_Objective_.
Copy each line where the word "pages" occurs.

_Input material_.
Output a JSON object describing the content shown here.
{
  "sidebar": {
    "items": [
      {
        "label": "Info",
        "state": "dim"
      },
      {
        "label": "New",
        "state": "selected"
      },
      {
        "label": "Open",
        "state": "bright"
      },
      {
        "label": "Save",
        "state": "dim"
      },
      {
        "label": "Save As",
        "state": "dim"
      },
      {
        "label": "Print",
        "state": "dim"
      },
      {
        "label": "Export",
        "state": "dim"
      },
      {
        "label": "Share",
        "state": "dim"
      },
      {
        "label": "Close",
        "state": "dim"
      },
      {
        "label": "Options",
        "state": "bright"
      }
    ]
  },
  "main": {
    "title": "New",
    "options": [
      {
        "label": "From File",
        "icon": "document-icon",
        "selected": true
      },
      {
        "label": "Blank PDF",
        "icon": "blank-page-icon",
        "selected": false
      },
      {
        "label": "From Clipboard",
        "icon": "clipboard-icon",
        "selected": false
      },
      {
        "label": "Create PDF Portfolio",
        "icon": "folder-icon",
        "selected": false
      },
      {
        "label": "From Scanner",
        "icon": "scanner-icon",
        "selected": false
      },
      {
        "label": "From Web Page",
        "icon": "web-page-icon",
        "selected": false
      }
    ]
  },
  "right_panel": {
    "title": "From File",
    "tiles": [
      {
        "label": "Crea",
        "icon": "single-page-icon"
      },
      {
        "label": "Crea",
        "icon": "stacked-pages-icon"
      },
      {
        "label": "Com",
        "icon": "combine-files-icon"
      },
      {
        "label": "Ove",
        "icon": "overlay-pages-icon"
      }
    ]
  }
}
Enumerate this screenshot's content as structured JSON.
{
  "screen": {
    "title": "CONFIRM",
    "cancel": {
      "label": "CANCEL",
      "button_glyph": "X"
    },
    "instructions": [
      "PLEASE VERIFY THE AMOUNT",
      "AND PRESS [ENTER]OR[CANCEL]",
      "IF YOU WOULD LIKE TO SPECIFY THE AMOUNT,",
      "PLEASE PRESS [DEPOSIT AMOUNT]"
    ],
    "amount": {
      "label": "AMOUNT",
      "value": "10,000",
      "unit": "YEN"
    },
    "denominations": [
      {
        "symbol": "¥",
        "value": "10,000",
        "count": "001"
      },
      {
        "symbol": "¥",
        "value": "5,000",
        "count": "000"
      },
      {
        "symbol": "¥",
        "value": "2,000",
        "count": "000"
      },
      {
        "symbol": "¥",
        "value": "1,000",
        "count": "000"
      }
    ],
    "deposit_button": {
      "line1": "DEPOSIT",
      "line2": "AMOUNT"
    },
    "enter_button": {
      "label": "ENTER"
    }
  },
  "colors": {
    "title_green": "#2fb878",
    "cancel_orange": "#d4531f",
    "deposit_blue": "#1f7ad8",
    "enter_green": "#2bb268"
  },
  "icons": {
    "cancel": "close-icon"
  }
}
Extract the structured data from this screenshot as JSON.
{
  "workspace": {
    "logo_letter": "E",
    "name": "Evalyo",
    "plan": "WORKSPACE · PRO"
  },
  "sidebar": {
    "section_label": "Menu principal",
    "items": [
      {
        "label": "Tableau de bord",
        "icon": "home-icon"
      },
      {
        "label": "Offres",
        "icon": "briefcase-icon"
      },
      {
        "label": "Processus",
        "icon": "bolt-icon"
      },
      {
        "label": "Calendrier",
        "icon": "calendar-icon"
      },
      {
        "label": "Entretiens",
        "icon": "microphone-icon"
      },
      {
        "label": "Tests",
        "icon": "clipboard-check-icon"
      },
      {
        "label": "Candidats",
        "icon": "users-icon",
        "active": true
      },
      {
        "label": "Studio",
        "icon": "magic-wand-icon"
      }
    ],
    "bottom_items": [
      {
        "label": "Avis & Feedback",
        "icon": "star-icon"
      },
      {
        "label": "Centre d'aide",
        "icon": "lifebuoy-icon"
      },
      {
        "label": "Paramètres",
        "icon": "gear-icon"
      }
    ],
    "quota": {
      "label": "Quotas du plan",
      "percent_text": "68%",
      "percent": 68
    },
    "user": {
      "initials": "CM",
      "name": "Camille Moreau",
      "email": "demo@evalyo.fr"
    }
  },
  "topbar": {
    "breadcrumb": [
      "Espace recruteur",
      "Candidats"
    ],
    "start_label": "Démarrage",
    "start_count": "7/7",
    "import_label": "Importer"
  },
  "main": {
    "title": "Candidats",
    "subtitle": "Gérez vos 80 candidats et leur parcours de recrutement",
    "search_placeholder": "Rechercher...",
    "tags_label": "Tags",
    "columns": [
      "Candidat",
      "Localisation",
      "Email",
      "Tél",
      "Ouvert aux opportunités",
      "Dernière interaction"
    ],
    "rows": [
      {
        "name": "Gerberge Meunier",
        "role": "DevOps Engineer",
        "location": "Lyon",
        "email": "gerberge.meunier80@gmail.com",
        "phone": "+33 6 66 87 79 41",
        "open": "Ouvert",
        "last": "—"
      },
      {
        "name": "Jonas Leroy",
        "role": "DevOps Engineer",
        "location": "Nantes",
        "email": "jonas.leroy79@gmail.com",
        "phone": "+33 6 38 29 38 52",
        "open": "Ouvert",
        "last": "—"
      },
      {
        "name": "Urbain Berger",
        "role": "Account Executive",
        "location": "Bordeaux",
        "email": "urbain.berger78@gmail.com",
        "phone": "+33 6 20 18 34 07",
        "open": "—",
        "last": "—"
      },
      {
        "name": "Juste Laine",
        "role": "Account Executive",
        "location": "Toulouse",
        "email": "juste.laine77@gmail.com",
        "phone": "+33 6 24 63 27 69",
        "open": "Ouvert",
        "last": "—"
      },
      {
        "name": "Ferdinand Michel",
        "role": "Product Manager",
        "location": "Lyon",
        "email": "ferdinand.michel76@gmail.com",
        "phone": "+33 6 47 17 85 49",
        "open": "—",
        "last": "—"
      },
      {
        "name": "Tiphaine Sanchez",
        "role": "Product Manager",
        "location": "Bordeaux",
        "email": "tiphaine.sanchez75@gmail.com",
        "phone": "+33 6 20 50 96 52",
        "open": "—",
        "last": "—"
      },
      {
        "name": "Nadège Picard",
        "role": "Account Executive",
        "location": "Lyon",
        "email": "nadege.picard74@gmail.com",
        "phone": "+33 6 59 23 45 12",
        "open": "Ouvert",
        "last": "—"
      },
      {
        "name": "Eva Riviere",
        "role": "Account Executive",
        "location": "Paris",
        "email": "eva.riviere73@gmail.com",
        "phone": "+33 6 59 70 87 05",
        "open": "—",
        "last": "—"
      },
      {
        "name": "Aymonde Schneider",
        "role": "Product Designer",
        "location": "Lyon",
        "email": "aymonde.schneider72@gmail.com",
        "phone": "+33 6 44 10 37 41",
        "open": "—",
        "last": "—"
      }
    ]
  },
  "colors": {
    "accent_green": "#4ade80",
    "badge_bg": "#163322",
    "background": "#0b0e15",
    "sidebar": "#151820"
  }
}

_Full response_.
        "icon": "stacked-pages-icon"
        "icon": "overlay-pages-icon"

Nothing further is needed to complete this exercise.